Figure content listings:
■ ■ ■ ■ ■ ■ ■

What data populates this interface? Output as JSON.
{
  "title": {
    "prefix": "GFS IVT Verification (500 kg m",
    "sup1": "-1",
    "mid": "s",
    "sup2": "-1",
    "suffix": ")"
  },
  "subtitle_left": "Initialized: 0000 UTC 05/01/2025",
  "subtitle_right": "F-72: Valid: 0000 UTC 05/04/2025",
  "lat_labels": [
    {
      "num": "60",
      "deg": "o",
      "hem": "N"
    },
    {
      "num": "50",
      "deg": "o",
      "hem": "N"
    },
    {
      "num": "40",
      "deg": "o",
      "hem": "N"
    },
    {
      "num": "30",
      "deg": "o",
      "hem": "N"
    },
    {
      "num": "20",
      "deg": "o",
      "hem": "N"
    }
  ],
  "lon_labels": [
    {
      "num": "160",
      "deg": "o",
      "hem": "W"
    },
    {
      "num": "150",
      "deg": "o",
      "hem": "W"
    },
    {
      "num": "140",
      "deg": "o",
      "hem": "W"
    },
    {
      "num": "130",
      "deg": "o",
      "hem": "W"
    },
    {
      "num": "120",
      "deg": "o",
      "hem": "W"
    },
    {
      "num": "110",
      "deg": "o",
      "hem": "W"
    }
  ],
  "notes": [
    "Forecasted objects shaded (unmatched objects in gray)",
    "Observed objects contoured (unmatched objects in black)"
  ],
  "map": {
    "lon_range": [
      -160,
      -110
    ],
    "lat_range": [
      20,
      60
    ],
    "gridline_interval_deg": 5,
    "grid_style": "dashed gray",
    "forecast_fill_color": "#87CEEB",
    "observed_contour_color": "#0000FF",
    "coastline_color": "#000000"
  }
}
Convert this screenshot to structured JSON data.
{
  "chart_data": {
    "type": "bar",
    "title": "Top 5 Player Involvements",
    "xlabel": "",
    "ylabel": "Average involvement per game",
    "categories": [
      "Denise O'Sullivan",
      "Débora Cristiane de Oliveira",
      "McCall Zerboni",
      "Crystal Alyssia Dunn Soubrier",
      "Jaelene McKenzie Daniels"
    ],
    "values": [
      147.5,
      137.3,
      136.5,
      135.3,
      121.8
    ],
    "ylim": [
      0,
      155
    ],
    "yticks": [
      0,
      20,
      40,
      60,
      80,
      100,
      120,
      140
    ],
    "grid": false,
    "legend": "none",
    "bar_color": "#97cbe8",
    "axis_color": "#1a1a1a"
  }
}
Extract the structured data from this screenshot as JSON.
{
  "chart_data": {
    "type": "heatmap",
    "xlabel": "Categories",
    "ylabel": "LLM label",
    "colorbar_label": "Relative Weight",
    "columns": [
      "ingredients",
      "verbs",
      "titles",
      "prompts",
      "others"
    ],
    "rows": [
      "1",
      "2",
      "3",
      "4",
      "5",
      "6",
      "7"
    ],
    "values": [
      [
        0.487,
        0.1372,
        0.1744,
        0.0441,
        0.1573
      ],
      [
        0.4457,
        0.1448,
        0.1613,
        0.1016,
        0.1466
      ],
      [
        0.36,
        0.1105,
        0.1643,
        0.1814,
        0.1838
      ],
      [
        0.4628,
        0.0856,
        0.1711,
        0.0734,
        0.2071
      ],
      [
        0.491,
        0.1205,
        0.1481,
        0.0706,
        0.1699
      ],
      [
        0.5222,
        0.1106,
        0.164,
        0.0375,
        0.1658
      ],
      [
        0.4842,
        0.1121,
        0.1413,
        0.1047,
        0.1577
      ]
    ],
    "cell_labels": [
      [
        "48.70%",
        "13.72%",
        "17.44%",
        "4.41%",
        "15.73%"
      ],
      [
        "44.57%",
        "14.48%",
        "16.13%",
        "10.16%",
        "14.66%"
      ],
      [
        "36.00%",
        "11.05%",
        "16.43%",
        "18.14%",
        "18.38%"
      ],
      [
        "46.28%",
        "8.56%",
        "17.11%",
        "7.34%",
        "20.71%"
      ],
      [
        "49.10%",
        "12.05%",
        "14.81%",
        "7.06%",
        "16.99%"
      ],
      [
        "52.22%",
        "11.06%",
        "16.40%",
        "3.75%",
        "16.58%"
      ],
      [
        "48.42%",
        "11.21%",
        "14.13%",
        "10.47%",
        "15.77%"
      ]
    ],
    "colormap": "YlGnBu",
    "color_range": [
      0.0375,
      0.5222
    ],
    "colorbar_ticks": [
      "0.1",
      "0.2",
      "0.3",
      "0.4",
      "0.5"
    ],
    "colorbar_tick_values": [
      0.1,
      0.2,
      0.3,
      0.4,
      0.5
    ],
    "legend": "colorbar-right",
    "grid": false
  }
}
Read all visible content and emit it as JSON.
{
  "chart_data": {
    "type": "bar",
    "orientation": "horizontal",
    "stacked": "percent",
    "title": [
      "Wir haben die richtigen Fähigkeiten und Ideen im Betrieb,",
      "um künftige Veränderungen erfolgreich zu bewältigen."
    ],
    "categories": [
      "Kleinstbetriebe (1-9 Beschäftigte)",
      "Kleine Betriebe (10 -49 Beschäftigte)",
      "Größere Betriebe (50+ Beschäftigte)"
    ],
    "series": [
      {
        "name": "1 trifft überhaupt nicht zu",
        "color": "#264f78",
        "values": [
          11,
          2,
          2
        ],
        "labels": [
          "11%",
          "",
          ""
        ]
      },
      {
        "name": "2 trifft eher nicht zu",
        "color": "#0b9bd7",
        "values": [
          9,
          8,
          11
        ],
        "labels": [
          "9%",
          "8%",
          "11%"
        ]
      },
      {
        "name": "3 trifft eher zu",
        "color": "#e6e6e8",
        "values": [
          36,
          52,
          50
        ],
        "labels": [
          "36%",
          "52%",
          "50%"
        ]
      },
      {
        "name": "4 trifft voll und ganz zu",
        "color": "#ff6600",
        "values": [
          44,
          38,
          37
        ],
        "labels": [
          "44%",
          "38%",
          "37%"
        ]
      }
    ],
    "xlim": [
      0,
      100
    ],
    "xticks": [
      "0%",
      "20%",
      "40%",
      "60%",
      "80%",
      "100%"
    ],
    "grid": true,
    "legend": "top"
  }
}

■ ■ ■ ■ ■ ■ ■

Exercise directions. Copy every line of the records above that contains "JSON".

Reply.
What data populates this interface? Output as JSON.
Convert this screenshot to structured JSON data.
Extract the structured data from this screenshot as JSON.
Read all visible content and emit it as JSON.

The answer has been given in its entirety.